_ページ本文_
-- -- --
充電の間に、高須さんが持ってこられたNinebotという小型のセグウェイに乗せて頂きました。セグウェイ電通大に居る時に遊ばせていただいたのですが、その時の感想は「スキーと左右の重心移動の感覚が似ていてショートターンができる」でした。小さいほうが若干難しいのですが、Ninebotのスマフォアプリに従って練習すると3分くらいで乗れるようになります、すぐにはスキー感覚は得られなかったのですが、最後にはスキーの感覚が再現でき、膝と足首だけを使った極小刻みなターンになることが分かりました。

半自動運転

そんなことをしているとshaoさんのスマフォには充電終了の通知がとっくに来ていて、いよいよ運転させていただきました。早速電気の急加速を試すと、数秒で制限速度まで加速します。それもガソリン車のようなエンジン全開の頑張りというか苦しさは全く無く、涼しい顔での急加速です。
首都高の合流ではその威力が発揮されます。加速しすぎて前との車間に気を使うほどでしたが、そこがまたよく出来ていて、アクセルの角度の変化に応じて加速だけでなく減速もするという、峠道をセカンドで吹かす時のようなやたらエンジンブレーキがよく効く挙動が標準です。普通のオートマのような設定もあり、中央のiPadもどきでリアルタイムに変更できるのですが、テスラの加速にぴったりなのはデフォルトの峠道モードでした。

首都高の合分流が一段落するといよいよ自動運転です。ハンドルの横にはウィンカーとは別にクルーズコントロール用のスティックが付いていて、パッシングをするように手前に引くとオートクルーズ、さらにダブルクリックすると自動運転に入ります。速度は上下で設定です。自動運転は基本的には画像で車線を読み取り、車線の真ん中を走りながら、周囲の車の動きを見ながら速度=車間を自動調整します。普段のアクセルとハンドルの操作を自動化してくれるわけです。

全自動ではないので自動運転を監視し必要なときに介入しないとならないのですが、そのUIがまた秀逸です。スピードメーターの下にあるカーナビ兼自動運転モニタに認識状況が自然に示されます。白線が読み取りにくい、バイクが認識できた等の様子が伝わってくるので、安心して様子を見つつ必要なときに介入できます。HUDでないのは残念ですが、当時の法令のためでしょうか。

ハンドルは当然バイラテラルで、自動運転中は勝手に動くハンドルを握って自動運転の意図を力で感じ取ることが人間の役割です。そのまま少しだけ力を加えるハンドルを回せば、すぐに自動運転が解除されます。この辺の操作系の設計思想はクルーズコントロールの拡張だと思えば当たり前ですが、完成度が高いと思いました。
また、車線変更もウィンカーを出すと周りの様子を見ながら自動で行ってくれます。これはなかなか高度だと思いますが、非常に的確な運転で安心して任せられました。
-- -- --
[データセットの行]
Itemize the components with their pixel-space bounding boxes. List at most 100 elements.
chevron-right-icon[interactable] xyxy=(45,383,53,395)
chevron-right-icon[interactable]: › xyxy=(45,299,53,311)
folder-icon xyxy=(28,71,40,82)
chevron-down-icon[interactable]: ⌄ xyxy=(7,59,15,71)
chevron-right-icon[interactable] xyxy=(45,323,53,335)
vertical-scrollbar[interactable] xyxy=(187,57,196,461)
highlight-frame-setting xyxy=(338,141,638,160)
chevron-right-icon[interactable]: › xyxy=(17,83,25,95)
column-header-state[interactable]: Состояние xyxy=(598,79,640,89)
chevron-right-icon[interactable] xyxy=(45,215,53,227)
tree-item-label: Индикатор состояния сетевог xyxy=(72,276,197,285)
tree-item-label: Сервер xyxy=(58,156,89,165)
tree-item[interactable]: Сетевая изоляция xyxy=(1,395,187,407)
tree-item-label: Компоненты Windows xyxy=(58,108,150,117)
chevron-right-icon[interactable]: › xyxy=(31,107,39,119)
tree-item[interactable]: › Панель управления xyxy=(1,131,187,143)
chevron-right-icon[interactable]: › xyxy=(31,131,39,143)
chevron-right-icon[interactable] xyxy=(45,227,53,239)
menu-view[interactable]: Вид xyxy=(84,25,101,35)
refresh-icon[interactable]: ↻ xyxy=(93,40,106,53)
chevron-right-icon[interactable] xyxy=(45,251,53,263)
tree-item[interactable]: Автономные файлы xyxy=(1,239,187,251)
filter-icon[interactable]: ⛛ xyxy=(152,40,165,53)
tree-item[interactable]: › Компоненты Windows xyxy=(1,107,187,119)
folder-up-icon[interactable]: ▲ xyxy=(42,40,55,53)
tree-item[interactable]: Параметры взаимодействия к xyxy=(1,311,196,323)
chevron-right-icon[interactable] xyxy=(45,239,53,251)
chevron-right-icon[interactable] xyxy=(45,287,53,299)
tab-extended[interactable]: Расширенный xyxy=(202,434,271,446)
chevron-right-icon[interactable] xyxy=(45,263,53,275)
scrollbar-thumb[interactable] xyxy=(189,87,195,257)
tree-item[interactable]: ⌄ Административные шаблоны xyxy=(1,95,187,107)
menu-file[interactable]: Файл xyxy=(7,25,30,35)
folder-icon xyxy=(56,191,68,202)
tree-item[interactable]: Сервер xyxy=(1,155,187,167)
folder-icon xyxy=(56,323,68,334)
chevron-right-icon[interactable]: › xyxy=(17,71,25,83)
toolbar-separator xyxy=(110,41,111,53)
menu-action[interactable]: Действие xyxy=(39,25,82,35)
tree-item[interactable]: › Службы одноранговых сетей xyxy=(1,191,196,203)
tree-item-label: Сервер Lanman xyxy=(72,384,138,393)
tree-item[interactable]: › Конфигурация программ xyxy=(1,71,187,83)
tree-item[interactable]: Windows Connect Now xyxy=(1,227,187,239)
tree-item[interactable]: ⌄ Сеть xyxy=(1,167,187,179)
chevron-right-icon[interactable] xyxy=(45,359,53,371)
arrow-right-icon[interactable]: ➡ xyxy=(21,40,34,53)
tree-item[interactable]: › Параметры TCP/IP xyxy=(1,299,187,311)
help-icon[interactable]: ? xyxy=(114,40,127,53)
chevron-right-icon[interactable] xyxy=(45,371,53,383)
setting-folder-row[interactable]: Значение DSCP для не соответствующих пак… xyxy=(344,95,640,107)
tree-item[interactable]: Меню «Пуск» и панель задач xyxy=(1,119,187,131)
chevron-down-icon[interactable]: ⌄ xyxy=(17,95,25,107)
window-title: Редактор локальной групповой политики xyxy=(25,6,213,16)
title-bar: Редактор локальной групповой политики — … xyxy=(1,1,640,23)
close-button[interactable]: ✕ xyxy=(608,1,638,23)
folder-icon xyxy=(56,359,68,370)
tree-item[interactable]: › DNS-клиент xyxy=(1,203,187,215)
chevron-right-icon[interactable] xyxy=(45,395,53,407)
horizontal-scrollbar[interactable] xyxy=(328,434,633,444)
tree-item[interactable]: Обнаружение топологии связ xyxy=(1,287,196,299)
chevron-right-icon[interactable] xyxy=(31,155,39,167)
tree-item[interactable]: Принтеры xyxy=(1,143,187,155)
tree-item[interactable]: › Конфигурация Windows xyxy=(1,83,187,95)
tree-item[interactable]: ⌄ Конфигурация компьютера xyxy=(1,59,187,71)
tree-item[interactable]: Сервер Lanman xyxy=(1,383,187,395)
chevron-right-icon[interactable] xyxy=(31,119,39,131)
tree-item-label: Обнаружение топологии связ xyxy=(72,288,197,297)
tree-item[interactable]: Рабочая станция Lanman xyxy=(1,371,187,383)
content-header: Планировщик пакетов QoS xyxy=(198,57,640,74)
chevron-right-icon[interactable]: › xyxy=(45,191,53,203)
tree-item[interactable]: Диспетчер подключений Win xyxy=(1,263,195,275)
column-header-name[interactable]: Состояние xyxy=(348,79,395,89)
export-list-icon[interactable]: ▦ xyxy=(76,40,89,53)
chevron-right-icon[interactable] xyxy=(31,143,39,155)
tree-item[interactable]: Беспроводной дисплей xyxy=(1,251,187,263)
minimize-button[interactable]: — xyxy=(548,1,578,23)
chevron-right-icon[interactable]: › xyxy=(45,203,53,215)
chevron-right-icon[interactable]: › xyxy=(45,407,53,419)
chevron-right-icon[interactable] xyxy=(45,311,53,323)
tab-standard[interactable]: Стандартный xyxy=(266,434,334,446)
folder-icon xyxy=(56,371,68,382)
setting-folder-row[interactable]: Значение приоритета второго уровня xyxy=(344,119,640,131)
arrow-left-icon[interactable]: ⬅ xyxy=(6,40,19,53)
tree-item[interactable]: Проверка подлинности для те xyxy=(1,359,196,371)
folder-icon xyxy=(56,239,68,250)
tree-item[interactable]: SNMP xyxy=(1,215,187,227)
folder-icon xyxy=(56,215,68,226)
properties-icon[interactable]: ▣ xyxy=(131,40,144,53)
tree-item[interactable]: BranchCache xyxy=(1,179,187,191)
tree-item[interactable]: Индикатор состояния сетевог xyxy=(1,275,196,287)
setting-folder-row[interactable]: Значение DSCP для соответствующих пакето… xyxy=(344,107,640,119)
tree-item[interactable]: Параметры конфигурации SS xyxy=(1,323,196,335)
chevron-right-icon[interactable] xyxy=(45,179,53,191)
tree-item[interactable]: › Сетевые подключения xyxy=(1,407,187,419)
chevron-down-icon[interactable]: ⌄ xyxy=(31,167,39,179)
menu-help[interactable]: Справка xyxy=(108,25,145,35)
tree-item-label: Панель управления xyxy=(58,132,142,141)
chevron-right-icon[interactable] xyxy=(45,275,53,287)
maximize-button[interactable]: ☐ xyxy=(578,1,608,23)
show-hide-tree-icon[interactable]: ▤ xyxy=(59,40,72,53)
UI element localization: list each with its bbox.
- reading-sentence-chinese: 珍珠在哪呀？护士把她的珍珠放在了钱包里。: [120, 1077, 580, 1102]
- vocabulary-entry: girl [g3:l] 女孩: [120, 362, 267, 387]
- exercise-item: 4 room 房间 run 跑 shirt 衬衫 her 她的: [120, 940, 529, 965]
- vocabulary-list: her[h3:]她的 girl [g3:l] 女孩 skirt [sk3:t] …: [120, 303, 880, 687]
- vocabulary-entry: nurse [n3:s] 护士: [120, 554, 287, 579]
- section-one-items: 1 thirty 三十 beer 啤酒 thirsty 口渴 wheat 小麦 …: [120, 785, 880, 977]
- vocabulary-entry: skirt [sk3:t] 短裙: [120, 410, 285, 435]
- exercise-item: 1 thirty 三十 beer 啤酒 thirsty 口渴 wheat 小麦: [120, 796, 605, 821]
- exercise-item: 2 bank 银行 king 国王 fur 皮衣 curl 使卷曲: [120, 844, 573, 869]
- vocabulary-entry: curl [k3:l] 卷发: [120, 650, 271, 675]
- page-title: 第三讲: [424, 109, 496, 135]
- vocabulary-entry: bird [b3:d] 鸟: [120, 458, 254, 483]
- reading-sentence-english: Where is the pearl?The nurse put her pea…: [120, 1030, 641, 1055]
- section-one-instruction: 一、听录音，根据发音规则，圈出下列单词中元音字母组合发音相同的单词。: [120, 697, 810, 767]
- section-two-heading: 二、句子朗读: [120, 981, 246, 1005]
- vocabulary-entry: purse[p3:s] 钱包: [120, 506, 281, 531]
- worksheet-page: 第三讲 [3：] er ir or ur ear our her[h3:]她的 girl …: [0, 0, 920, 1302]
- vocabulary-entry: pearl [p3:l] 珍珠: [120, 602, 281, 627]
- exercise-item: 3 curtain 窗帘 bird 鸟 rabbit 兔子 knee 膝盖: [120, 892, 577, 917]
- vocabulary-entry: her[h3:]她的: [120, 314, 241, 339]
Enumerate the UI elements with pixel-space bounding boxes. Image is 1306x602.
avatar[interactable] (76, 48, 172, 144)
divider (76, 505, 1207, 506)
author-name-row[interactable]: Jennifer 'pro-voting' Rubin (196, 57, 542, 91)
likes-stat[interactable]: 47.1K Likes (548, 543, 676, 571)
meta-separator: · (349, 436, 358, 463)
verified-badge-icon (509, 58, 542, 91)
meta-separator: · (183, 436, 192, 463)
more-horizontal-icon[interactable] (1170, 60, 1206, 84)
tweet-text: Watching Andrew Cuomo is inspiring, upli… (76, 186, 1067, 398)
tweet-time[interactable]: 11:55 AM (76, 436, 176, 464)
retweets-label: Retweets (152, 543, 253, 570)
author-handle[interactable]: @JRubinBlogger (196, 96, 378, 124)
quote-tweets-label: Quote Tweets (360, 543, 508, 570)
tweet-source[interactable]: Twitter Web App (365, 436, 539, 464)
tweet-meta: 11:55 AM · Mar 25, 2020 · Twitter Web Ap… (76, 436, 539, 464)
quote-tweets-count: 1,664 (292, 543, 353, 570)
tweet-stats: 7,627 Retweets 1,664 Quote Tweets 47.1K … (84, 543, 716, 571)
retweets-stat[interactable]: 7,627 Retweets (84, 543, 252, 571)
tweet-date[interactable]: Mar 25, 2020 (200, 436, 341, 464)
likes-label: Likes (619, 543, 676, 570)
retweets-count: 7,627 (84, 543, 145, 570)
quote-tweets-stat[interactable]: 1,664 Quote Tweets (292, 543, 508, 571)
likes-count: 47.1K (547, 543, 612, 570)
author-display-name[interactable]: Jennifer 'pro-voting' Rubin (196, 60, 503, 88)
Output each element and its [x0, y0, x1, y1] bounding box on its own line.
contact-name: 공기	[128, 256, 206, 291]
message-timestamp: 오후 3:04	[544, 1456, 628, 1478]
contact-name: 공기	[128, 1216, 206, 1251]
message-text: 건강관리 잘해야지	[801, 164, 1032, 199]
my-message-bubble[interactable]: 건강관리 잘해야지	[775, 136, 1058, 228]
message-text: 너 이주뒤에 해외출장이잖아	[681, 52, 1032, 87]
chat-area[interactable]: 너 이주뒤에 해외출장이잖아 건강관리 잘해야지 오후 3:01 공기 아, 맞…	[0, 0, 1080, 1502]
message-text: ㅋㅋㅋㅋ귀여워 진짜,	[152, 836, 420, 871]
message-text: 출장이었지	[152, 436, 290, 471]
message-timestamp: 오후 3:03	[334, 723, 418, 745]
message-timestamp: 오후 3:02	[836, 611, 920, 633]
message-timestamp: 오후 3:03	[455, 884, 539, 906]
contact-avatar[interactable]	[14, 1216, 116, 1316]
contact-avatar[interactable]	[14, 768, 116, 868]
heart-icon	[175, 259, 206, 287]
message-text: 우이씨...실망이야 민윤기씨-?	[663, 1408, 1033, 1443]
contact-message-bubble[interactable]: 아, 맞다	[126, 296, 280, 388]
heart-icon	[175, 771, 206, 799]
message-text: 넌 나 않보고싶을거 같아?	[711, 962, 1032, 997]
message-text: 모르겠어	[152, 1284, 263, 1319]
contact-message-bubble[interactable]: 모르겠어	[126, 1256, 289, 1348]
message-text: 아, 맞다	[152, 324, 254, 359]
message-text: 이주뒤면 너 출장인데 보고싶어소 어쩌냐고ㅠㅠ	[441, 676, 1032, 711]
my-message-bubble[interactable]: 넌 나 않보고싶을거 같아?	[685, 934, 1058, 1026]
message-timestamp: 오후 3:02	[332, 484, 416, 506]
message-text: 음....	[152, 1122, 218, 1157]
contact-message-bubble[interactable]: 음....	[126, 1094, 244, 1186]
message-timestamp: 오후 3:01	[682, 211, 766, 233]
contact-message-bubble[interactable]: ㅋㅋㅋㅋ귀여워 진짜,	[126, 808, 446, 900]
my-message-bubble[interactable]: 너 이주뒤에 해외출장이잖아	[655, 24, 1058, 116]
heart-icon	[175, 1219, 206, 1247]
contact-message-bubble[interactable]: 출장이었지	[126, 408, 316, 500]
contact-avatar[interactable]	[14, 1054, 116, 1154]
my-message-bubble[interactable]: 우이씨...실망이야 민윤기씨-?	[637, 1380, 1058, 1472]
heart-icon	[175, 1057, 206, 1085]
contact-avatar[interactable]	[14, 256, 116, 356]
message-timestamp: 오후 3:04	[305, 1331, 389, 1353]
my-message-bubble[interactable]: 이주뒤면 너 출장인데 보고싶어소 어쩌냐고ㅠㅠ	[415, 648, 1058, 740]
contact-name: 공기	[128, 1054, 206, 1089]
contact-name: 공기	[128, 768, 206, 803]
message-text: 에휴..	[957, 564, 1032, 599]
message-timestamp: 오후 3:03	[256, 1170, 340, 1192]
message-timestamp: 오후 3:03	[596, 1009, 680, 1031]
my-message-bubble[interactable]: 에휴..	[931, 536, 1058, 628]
-- -- --
_依頼文 A_
テスラ試乗の本文のうち「首都高の合分流が一段落すると」から「を自動化してくれるわけです。」までを、「スティック」を「レバー」に置き換えて更新し、示してください。
_依頼文 B_
テスラ試乗の本文によると、Ninebotのスマフォアプリに従って練習すると、どのくらいで乗れるようになりますか。
_依頼文 C_
テスラ試乗の本文を、最後の文の続きから引き継いで書き進めてください。
リストは本文とは別の資料です。

_解答 A_
首都高の合分流が一段落するといよいよ自動運転です。ハンドルの横にはウィンカーとは別にクルーズコントロール用のレバーが付いていて、パッシングをするように手前に引くとオートクルーズ、さらにダブルクリックすると自動運転に入ります。速度は上下で設定です。自動運転は基本的には画像で車線を読み取り、車線の真ん中を走りながら、周囲の車の動きを見ながら速度=車間を自動調整します。普段のアクセルとハンドルの操作を自動化してくれるわけです。

_解答 B_
3分くらいです。

_解答 C_
私の危なっかしい運転を忍耐強く許してくださったshaoさんのおかげで、自動運転の限界をかなり試すこともできました。まずカーブの曲率に応じた速度制御は自動ではやってくれません。ずっと先の曲率の変化を読むことはまだできないので、思い切って切り捨てたのだと思います。白線が見えない場合も素直に警告音と共に手動に戻ります。でも意外としぶとく、片側が見えていればなんとかなるため、三郷の料金所では一番右車線のETCゲートを完全無操作で通過できました。

監視業務が残るなら自動化意味なしと思われるかもしれませんが、ドライブの楽しみは残して、一番面倒な混雑時の車間制御や車線の中央を走るなどの単純で辛い作業を肩代わりしてくれるのは嬉しいものです。混雑時、渋滞時の運転が本当に楽になります。
いつでも無操作で通常モードに戻せますし、自動運転に戻すのもダブルクリック1回なので自然で、運転の喜びが損なわれません。
監視業務も、最初はこちらが挙動を理解していないためには気を使いますが、慣れてくるとどんどん楽になります。

テスラが実現したことの意味について

上記のとおり、十分欲しくなる完成度の半自動運転機能ですが、これが購入時にはゼロ、レバーにも機能がなかったというのだから驚きです。その状態で買うshaoさんもすごいですが、その状態で売れることと、あとから自動運転機能を付けられることを見きってまずハードを売り、ソフトのアップデートを続けるという決断をしたと思われるテスラのCEOのイーロン・マスクという人は一体どういう人なのだろうかと思いました。
充電スタンドのことから考えても、テスラはEV利用の体験全体を、実際に何が起こるか全て考えた上で優先順位が高くすぐできることから全部やっていると思います。まずはEVの加速性能と環境性能がもたらす気持ちの良さから始め、未来の自動車といえばみなが思い描く自動運転を後から付加する。スマフォのようにアップデートされる車というのも、目的のための単なる手段だという気がしてきます。まず理想形をゼロから考えて、現時点からスタートしてそこに到達するための道筋を描き、その実現に向かって全力で模索を続けているのだと。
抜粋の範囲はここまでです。